— start of Extracted data —
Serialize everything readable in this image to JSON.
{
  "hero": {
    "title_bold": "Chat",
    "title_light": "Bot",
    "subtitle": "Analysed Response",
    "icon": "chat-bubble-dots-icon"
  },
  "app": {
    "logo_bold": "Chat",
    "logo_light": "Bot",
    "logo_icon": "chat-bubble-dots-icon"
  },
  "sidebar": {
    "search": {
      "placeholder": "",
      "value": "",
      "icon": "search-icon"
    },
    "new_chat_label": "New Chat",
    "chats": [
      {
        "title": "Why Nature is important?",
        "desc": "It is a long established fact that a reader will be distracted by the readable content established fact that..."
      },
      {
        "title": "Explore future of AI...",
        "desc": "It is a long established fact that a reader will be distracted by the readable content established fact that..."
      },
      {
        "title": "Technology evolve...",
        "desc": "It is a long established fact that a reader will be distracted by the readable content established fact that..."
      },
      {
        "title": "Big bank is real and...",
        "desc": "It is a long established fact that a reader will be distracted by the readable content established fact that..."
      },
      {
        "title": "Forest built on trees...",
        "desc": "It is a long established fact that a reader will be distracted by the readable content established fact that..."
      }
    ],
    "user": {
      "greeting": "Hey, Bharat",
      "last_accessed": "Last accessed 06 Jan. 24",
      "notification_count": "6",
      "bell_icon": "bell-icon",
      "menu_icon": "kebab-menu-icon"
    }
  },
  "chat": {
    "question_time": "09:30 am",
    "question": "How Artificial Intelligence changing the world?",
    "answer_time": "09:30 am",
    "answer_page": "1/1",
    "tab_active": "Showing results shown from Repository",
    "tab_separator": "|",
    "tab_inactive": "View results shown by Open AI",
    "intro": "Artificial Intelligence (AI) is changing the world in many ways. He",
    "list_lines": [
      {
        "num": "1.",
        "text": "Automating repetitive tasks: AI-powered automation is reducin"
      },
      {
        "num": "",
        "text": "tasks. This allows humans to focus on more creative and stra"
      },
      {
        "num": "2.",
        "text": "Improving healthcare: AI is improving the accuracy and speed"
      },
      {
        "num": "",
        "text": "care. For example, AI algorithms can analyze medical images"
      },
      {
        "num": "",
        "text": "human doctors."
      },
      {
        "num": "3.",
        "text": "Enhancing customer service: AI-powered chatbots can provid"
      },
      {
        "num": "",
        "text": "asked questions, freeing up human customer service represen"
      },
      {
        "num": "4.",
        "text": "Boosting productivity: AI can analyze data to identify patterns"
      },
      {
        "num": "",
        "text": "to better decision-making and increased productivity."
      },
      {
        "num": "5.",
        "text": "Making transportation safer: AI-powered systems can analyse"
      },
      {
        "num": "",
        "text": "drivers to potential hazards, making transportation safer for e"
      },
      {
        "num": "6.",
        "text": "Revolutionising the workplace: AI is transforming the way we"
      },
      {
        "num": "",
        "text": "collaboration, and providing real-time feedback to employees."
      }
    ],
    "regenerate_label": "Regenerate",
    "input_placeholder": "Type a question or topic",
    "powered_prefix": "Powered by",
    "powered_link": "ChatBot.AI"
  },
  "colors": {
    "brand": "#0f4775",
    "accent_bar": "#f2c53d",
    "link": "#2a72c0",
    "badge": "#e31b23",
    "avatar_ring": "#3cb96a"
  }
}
— end of Extracted data —
Written instruction – In the material above, how many lines hold the word "icon"? Say only the number.

The response – 5